### INSTRUCTIONS TO FOLLOW
Gather all lines in the records below that include the word "name".

### WORKING DATA

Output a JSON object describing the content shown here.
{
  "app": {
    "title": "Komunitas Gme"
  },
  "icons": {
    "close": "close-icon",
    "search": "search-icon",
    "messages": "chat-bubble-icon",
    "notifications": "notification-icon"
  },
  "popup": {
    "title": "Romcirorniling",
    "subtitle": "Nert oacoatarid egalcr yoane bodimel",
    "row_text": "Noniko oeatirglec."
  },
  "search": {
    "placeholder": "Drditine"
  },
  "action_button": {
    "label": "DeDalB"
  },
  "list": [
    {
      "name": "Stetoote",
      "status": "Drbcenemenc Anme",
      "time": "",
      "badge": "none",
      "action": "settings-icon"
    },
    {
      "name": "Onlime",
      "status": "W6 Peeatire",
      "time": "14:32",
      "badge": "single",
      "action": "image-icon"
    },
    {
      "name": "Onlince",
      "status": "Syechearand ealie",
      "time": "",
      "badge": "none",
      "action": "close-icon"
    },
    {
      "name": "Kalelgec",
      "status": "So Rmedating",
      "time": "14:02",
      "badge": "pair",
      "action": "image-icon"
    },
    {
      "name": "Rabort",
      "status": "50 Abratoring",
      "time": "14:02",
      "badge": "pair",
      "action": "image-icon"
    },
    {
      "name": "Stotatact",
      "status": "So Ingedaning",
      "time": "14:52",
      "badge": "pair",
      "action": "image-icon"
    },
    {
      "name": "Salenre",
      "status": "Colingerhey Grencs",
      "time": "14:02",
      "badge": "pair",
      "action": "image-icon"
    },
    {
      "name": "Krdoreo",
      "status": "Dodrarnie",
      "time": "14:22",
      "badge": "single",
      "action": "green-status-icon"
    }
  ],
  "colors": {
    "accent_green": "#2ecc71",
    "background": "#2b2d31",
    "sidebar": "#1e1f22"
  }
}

### SOLUTION TO THIS EXERCISE
      "name": "Stetoote",
      "name": "Onlime",
      "name": "Onlince",
      "name": "Kalelgec",
      "name": "Rabort",
      "name": "Stotatact",
      "name": "Salenre",
      "name": "Krdoreo",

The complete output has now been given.